EXERCISE TASK
Go through the material and write it all out exactly, minus the pictures.

STORED RECORDS
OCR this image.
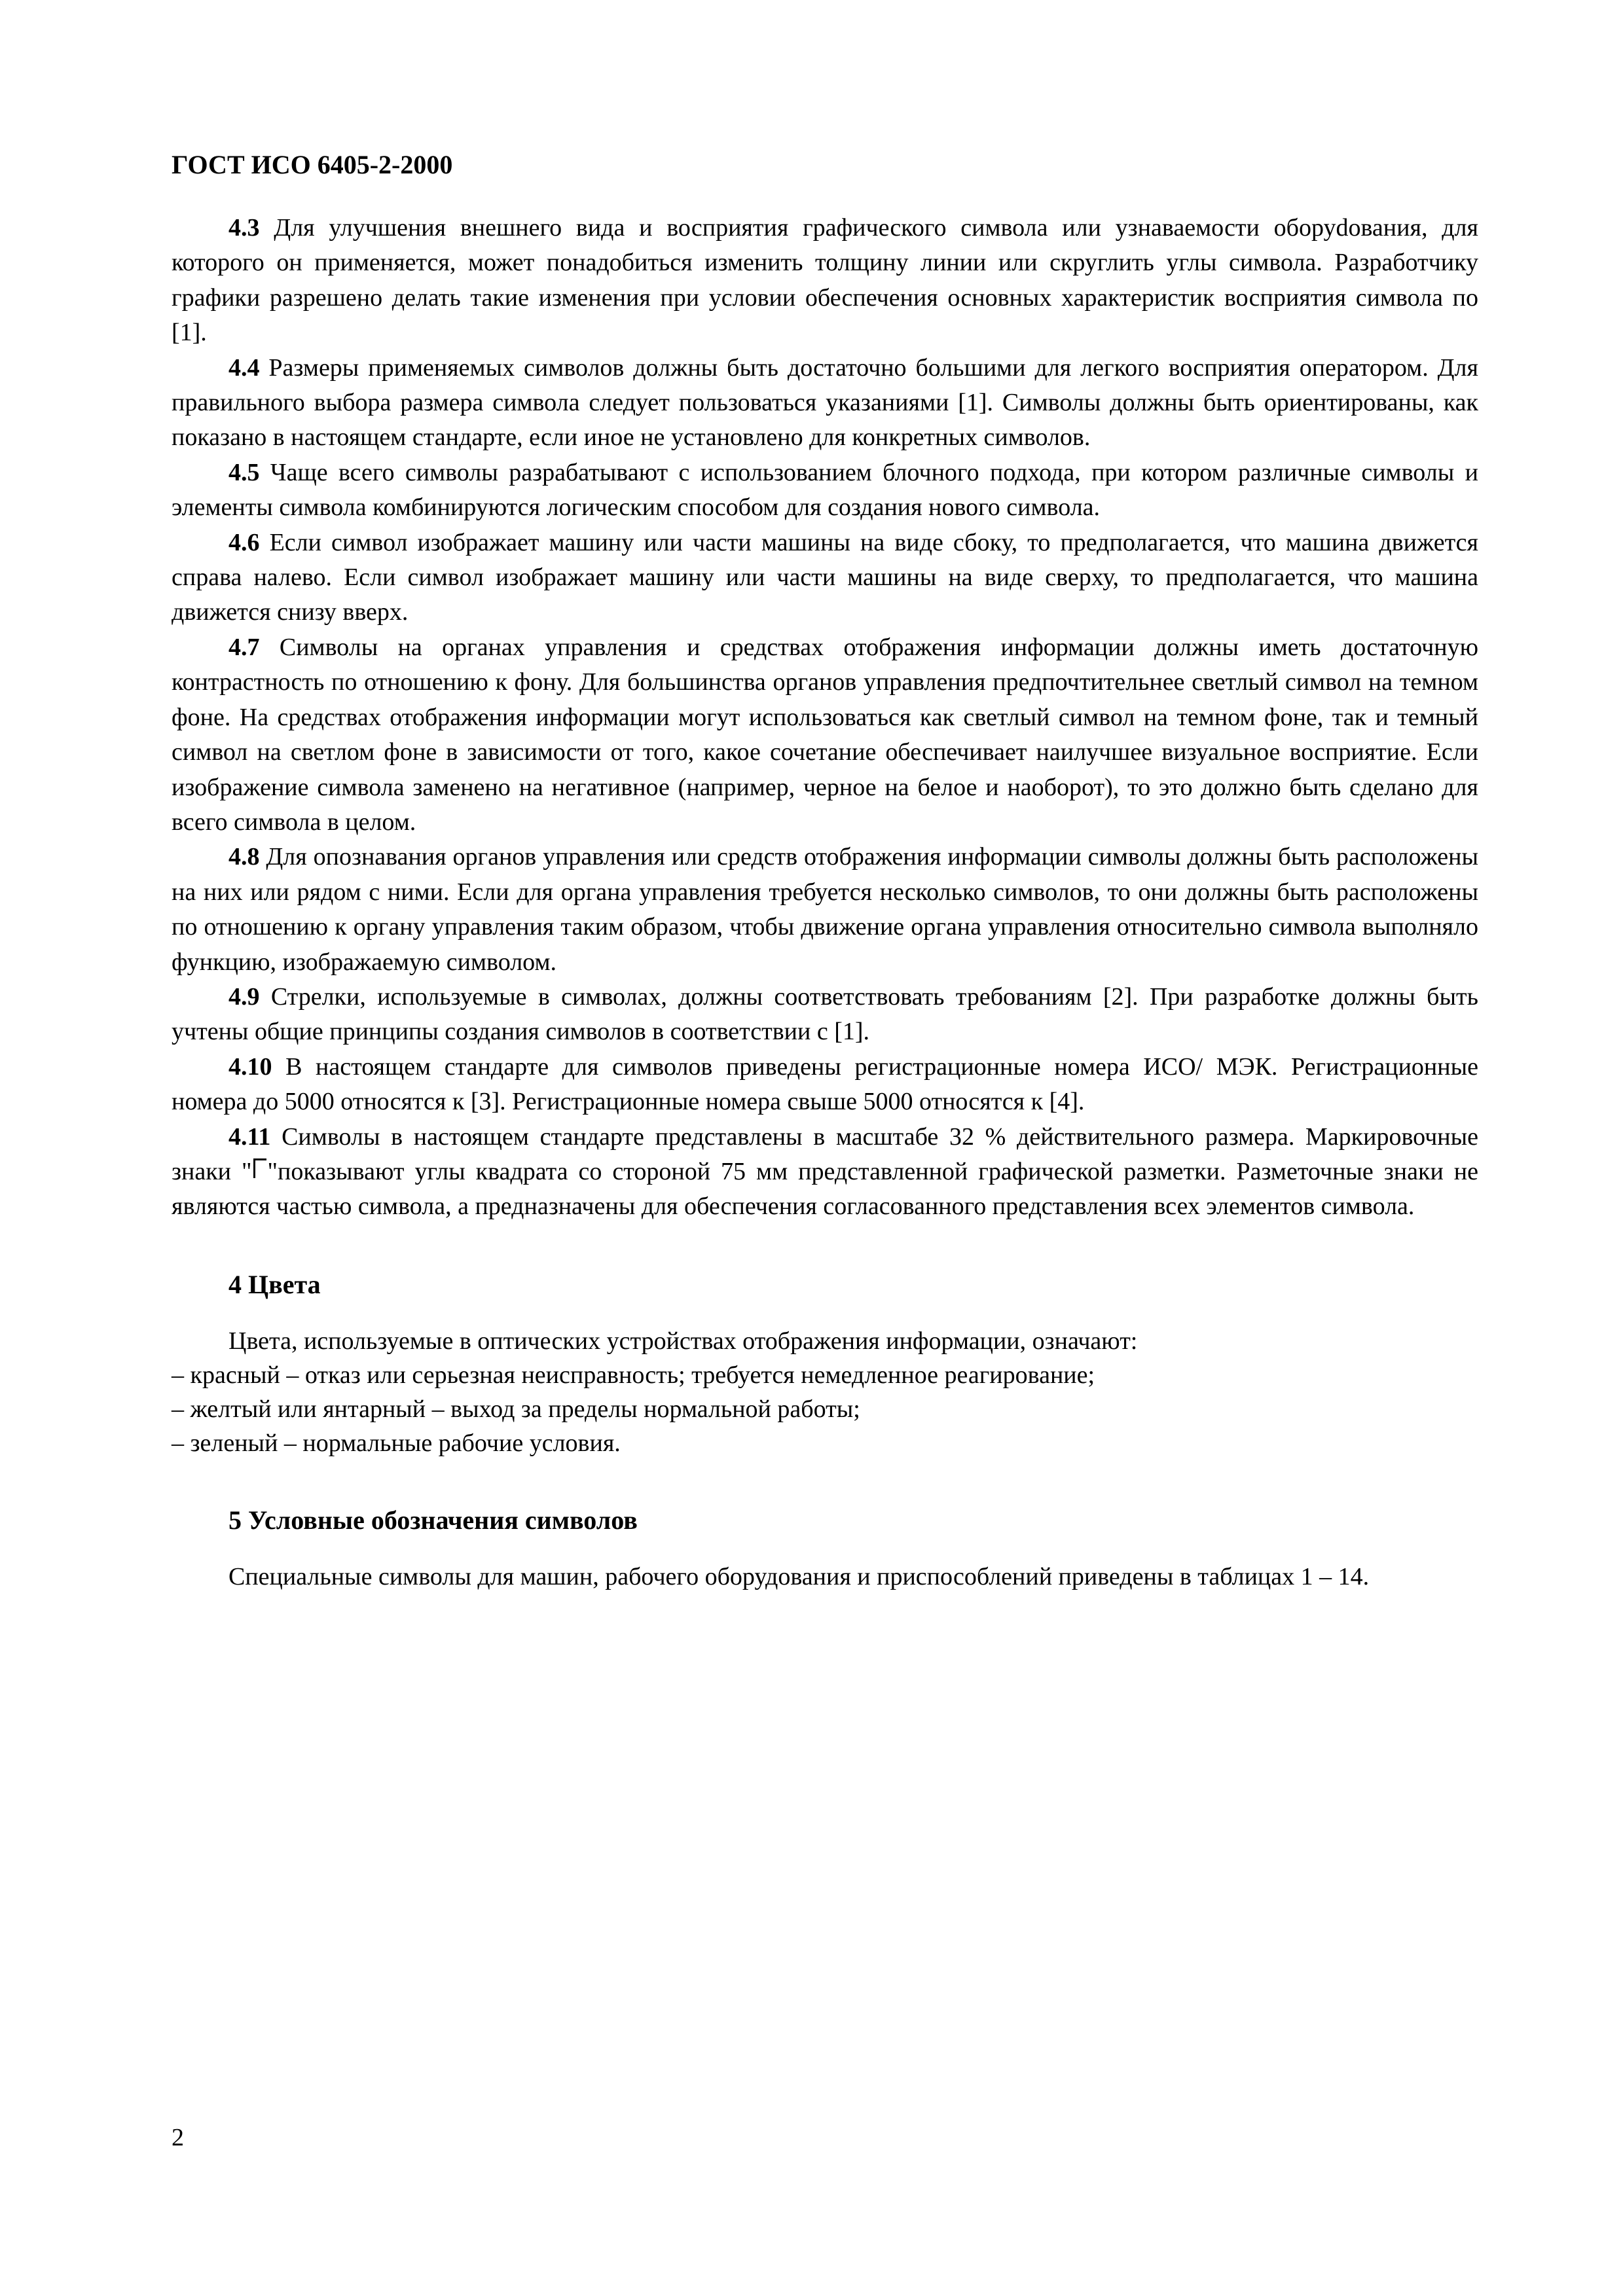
ГОСТ ИСО 6405-2-2000

4.3 Для улучшения внешнего вида и восприятия графического символа или узнаваемости оборуdования, для которого он применяется, может понадобиться изменить толщину линии или скруглить углы символа. Разработчику графики разрешено делать такие изменения при условии обеспечения основных характеристик восприятия символа по [1].

4.4 Размеры применяемых символов должны быть достаточно большими для легкого восприятия оператором. Для правильного выбора размера символа следует пользоваться указаниями [1]. Символы должны быть ориентированы, как показано в настоящем стандарте, если иное не установлено для конкретных символов.

4.5 Чаще всего символы разрабатывают с использованием блочного подхода, при котором различные символы и элементы символа комбинируются логическим способом для создания нового символа.

4.6 Если символ изображает машину или части машины на виде сбоку, то предполагается, что машина движется справа налево. Если символ изображает машину или части машины на виде сверху, то предполагается, что машина движется снизу вверх.

4.7 Символы на органах управления и средствах отображения информации должны иметь достаточную контрастность по отношению к фону. Для большинства органов управления предпочтительнее светлый символ на темном фоне. На средствах отображения информации могут использоваться как светлый символ на темном фоне, так и темный символ на светлом фоне в зависимости от того, какое сочетание обеспечивает наилучшее визуальное восприятие. Если изображение символа заменено на негативное (например, черное на белое и наоборот), то это должно быть сделано для всего символа в целом.

4.8 Для опознавания органов управления или средств отображения информации символы должны быть расположены на них или рядом с ними. Если для органа управления требуется несколько символов, то они должны быть расположены по отношению к органу управления таким образом, чтобы движение органа управления относительно символа выполняло функцию, изображаемую символом.

4.9 Стрелки, используемые в символах, должны соответствовать требованиям [2]. При разработке должны быть учтены общие принципы создания символов в соответствии с [1].

4.10 В настоящем стандарте для символов приведены регистрационные номера ИСО/ МЭК. Регистрационные номера до 5000 относятся к [3]. Регистрационные номера свыше 5000 относятся к [4].

4.11 Символы в настоящем стандарте представлены в масштабе 32 % действительного размера. Маркировочные знаки " "показывают углы квадрата со стороной 75 мм представленной графической разметки. Разметочные знаки не являются частью символа, а предназначены для обеспечения согласованного представления всех элементов символа.

4 Цвета

Цвета, используемые в оптических устройствах отображения информации, означают:

– красный – отказ или серьезная неисправность; требуется немедленное реагирование;

– желтый или янтарный – выход за пределы нормальной работы;

– зеленый – нормальные рабочие условия.

5 Условные обозначения символов

Специальные символы для машин, рабочего оборудования и приспособлений приведены в таблицах 1 – 14.

2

FINAL RESULT
OCR this image.
ГОСТ ИСО 6405-2-2000

4.3 Для улучшения внешнего вида и восприятия графического символа или узнаваемости оборуdования, для которого он применяется, может понадобиться изменить толщину линии или скруглить углы символа. Разработчику графики разрешено делать такие изменения при условии обеспечения основных характеристик восприятия символа по [1].

4.4 Размеры применяемых символов должны быть достаточно большими для легкого восприятия оператором. Для правильного выбора размера символа следует пользоваться указаниями [1]. Символы должны быть ориентированы, как показано в настоящем стандарте, если иное не установлено для конкретных символов.

4.5 Чаще всего символы разрабатывают с использованием блочного подхода, при котором различные символы и элементы символа комбинируются логическим способом для создания нового символа.

4.6 Если символ изображает машину или части машины на виде сбоку, то предполагается, что машина движется справа налево. Если символ изображает машину или части машины на виде сверху, то предполагается, что машина движется снизу вверх.

4.7 Символы на органах управления и средствах отображения информации должны иметь достаточную контрастность по отношению к фону. Для большинства органов управления предпочтительнее светлый символ на темном фоне. На средствах отображения информации могут использоваться как светлый символ на темном фоне, так и темный символ на светлом фоне в зависимости от того, какое сочетание обеспечивает наилучшее визуальное восприятие. Если изображение символа заменено на негативное (например, черное на белое и наоборот), то это должно быть сделано для всего символа в целом.

4.8 Для опознавания органов управления или средств отображения информации символы должны быть расположены на них или рядом с ними. Если для органа управления требуется несколько символов, то они должны быть расположены по отношению к органу управления таким образом, чтобы движение органа управления относительно символа выполняло функцию, изображаемую символом.

4.9 Стрелки, используемые в символах, должны соответствовать требованиям [2]. При разработке должны быть учтены общие принципы создания символов в соответствии с [1].

4.10 В настоящем стандарте для символов приведены регистрационные номера ИСО/ МЭК. Регистрационные номера до 5000 относятся к [3]. Регистрационные номера свыше 5000 относятся к [4].

4.11 Символы в настоящем стандарте представлены в масштабе 32 % действительного размера. Маркировочные знаки " "показывают углы квадрата со стороной 75 мм представленной графической разметки. Разметочные знаки не являются частью символа, а предназначены для обеспечения согласованного представления всех элементов символа.

4 Цвета

Цвета, используемые в оптических устройствах отображения информации, означают:

– красный – отказ или серьезная неисправность; требуется немедленное реагирование;

– желтый или янтарный – выход за пределы нормальной работы;

– зеленый – нормальные рабочие условия.

5 Условные обозначения символов

Специальные символы для машин, рабочего оборудования и приспособлений приведены в таблицах 1 – 14.

2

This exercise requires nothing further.